SET PROBLEM
Identify all lines in the listing that include the word "Regresión", and copy them out.

★ ★ ★ ★ ★

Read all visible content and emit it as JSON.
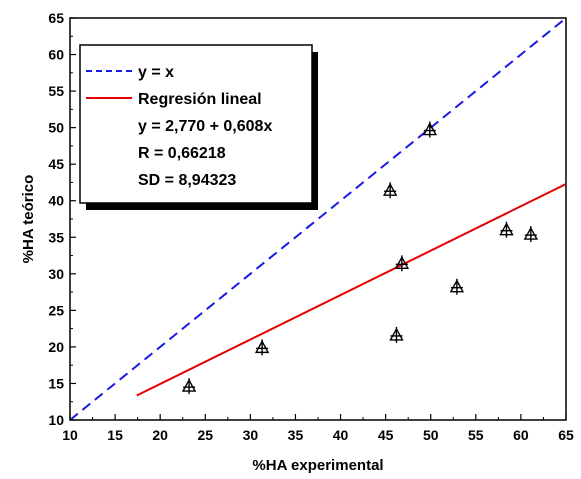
{
  "chart_data": {
    "type": "scatter",
    "xlabel": "%HA experimental",
    "ylabel": "%HA teórico",
    "xlim": [
      10,
      65
    ],
    "ylim": [
      10,
      65
    ],
    "xticks": [
      10,
      15,
      20,
      25,
      30,
      35,
      40,
      45,
      50,
      55,
      60,
      65
    ],
    "yticks": [
      10,
      15,
      20,
      25,
      30,
      35,
      40,
      45,
      50,
      55,
      60,
      65
    ],
    "points": [
      {
        "x": 23.2,
        "y": 14.5
      },
      {
        "x": 31.3,
        "y": 19.8
      },
      {
        "x": 45.5,
        "y": 41.3
      },
      {
        "x": 46.2,
        "y": 21.5
      },
      {
        "x": 46.8,
        "y": 31.3
      },
      {
        "x": 49.9,
        "y": 49.6
      },
      {
        "x": 52.9,
        "y": 28.1
      },
      {
        "x": 58.4,
        "y": 35.9
      },
      {
        "x": 61.1,
        "y": 35.3
      }
    ],
    "series": [
      {
        "name": "y = x",
        "kind": "line",
        "style": "dashed",
        "color": "#1a1ae6",
        "x": [
          10,
          65
        ],
        "y": [
          10,
          65
        ]
      },
      {
        "name": "Regresión lineal",
        "kind": "line",
        "style": "solid",
        "color": "#e60000",
        "x": [
          17.4,
          65
        ],
        "y": [
          13.35,
          42.29
        ]
      }
    ],
    "legend": {
      "position": "top-left",
      "entries": [
        "y = x",
        "Regresión lineal"
      ],
      "stats": [
        "y = 2,770 + 0,608x",
        "R = 0,66218",
        "SD = 8,94323"
      ]
    },
    "grid": false
  }
}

★ ★ ★ ★ ★

OUTPUT OF THE TASK
        "name": "Regresión lineal",
        "Regresión lineal"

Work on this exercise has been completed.